Start Given entries

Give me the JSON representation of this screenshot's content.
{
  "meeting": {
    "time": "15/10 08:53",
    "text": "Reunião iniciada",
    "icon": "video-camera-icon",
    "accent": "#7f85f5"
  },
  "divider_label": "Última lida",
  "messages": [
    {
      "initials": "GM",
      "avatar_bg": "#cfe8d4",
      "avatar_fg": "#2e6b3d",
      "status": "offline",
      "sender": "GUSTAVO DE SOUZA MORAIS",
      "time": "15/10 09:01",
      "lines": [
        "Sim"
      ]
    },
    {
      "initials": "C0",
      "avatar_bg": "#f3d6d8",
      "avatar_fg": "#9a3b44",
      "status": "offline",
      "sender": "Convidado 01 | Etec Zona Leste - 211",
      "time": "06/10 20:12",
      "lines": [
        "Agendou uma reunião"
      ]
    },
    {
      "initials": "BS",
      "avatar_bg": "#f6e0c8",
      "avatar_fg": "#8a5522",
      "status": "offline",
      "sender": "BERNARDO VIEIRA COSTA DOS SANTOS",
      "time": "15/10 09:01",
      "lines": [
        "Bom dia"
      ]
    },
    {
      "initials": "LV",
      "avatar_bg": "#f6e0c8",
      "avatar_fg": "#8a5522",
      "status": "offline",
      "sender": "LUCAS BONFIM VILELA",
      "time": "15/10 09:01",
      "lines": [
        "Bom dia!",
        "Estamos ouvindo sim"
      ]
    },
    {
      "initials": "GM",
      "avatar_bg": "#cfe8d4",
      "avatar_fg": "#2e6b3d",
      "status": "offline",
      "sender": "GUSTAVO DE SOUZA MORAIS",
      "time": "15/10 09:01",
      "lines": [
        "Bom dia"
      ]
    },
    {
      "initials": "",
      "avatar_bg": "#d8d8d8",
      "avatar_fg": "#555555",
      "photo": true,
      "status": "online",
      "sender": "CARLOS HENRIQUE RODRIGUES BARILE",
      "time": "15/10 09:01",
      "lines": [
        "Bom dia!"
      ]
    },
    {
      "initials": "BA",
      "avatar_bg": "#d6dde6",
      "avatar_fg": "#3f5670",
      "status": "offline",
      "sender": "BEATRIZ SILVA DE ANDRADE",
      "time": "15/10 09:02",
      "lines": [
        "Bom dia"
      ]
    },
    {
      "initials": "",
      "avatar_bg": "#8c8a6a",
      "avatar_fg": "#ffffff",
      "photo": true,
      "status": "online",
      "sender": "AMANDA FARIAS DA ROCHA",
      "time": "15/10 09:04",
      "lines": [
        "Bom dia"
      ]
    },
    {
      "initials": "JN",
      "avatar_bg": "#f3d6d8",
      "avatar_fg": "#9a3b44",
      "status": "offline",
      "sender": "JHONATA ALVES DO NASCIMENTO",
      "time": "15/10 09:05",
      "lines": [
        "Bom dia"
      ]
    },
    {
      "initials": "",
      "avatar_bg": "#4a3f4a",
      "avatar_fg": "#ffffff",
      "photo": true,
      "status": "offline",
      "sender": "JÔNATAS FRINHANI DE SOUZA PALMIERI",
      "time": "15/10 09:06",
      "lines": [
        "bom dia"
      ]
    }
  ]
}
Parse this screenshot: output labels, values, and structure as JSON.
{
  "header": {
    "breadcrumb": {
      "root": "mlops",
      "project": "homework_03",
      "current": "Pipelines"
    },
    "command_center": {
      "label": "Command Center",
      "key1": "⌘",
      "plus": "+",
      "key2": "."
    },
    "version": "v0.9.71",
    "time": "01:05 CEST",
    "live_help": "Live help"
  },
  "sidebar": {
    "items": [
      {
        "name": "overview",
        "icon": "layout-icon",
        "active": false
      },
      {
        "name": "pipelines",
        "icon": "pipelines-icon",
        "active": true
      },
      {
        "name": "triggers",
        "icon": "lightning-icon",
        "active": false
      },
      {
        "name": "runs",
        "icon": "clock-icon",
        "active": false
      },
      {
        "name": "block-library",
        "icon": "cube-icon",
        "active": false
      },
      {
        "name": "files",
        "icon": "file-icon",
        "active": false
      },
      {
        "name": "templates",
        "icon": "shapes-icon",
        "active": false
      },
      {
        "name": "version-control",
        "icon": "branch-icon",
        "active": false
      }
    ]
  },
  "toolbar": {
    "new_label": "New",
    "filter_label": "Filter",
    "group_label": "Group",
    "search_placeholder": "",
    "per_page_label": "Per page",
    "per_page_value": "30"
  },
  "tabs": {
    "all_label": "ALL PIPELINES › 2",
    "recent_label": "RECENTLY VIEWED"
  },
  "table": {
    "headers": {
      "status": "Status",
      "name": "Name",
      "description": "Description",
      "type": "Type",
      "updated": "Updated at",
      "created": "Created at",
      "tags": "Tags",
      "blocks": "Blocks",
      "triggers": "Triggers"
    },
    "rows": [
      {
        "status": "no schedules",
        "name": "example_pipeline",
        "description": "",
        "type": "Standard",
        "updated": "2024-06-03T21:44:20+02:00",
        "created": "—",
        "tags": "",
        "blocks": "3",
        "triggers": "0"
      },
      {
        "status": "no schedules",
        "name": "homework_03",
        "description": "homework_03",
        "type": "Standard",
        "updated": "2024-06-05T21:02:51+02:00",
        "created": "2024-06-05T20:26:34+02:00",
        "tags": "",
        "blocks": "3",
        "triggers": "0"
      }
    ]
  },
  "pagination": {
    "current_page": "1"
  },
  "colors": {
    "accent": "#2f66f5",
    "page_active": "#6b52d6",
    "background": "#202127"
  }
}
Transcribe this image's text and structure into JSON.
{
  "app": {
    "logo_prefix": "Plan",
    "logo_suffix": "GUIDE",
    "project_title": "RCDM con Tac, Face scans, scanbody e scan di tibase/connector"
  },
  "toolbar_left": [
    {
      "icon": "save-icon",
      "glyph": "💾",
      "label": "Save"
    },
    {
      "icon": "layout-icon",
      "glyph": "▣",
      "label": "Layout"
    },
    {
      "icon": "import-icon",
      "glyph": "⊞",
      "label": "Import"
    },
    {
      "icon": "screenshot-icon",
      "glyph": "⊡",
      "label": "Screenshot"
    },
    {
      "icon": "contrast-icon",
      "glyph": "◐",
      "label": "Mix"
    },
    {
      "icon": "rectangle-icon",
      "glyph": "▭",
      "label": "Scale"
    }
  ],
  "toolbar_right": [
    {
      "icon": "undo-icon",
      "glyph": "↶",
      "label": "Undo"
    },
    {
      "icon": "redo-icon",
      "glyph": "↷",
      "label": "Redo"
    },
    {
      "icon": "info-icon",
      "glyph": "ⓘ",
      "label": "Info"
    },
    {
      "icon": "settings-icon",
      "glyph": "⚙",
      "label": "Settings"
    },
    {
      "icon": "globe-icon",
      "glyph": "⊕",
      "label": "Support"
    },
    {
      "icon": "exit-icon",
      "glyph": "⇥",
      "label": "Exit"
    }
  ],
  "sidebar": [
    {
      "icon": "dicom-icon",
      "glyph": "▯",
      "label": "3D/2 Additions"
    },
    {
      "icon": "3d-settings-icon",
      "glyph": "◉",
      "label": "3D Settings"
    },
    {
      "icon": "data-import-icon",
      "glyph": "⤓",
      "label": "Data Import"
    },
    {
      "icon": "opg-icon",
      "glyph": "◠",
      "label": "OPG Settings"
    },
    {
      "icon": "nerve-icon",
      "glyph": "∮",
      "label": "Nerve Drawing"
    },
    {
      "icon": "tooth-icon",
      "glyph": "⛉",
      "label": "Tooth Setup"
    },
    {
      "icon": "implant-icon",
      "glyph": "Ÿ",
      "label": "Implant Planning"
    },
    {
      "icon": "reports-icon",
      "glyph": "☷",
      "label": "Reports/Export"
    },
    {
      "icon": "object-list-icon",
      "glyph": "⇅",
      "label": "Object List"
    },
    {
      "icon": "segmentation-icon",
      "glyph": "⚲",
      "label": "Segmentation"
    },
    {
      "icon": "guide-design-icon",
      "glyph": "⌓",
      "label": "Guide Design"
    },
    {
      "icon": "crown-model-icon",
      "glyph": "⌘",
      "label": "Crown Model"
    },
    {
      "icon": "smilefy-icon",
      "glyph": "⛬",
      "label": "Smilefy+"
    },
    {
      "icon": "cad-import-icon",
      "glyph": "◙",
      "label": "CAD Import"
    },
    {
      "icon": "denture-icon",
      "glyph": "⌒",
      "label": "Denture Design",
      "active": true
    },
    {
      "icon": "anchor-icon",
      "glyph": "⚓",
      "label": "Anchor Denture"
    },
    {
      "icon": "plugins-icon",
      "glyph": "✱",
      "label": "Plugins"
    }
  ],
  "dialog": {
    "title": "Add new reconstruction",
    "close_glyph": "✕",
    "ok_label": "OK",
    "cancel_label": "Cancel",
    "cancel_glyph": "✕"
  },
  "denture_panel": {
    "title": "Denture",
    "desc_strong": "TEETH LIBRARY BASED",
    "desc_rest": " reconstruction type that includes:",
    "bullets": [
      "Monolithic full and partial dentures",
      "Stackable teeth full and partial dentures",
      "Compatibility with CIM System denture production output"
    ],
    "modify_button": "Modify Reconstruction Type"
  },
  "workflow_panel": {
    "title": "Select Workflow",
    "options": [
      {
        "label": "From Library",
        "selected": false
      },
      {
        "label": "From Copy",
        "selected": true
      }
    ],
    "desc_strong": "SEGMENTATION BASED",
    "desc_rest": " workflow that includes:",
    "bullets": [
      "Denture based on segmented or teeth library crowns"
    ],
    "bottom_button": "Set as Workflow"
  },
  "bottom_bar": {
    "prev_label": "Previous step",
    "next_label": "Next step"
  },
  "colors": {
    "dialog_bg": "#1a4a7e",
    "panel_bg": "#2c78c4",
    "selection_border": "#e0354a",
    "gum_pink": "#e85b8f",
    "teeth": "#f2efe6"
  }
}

End Given entries

Problem to work on:
Whenever "this" turns up in a line, pick that line out.

Reply:
Give me the JSON representation of this screenshot's content.
Parse this screenshot: output labels, values, and structure as JSON.
Transcribe this image's text and structure into JSON.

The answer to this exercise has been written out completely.